* **Set problem**
Reproduce all of the listing below without alteration.

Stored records
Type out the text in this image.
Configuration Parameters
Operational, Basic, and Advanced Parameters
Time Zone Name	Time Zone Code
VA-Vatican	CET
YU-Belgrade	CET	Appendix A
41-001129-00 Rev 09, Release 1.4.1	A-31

* **Result of this task**
Type out the text in this image.
Configuration Parameters
Operational, Basic, and Advanced Parameters
Time Zone Name	Time Zone Code
VA-Vatican	CET
YU-Belgrade	CET	Appendix A
41-001129-00 Rev 09, Release 1.4.1	A-31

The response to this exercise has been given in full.